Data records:
+ + + +
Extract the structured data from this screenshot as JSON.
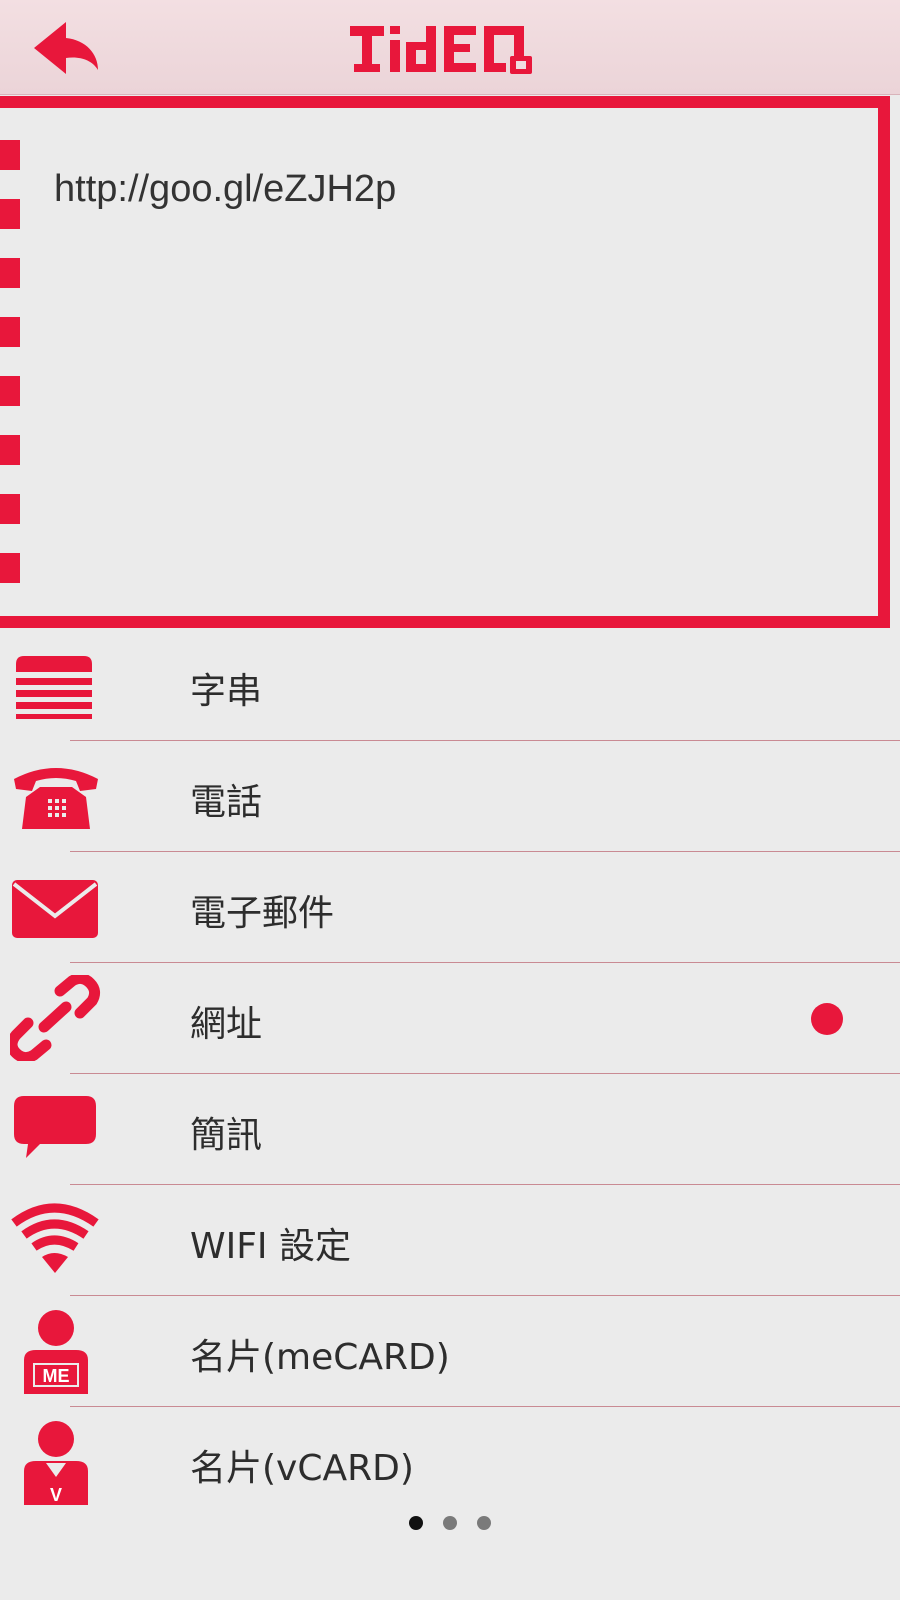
{
  "header": {
    "logo_text": "TidEQ",
    "back_icon": "back-arrow-icon"
  },
  "colors": {
    "accent": "#e8173b",
    "header_bg": "#f0dde0",
    "background": "#ebebeb"
  },
  "text_panel": {
    "value": "http://goo.gl/eZJH2p"
  },
  "list": {
    "items": [
      {
        "label": "字串",
        "icon": "text-lines-icon",
        "selected": false
      },
      {
        "label": "電話",
        "icon": "telephone-icon",
        "selected": false
      },
      {
        "label": "電子郵件",
        "icon": "envelope-icon",
        "selected": false
      },
      {
        "label": "網址",
        "icon": "link-icon",
        "selected": true
      },
      {
        "label": "簡訊",
        "icon": "speech-bubble-icon",
        "selected": false
      },
      {
        "label": "WIFI 設定",
        "icon": "wifi-icon",
        "selected": false
      },
      {
        "label": "名片(meCARD)",
        "icon": "person-me-icon",
        "badge": "ME",
        "selected": false
      },
      {
        "label": "名片(vCARD)",
        "icon": "person-v-icon",
        "badge": "V",
        "selected": false
      }
    ]
  },
  "pager": {
    "total": 3,
    "current": 1
  }
}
+ + + +
GIVEN INSTRUCTION — In the listing above, count each line that holds the string "label". Give the number only.

WORKED ANSWER — 8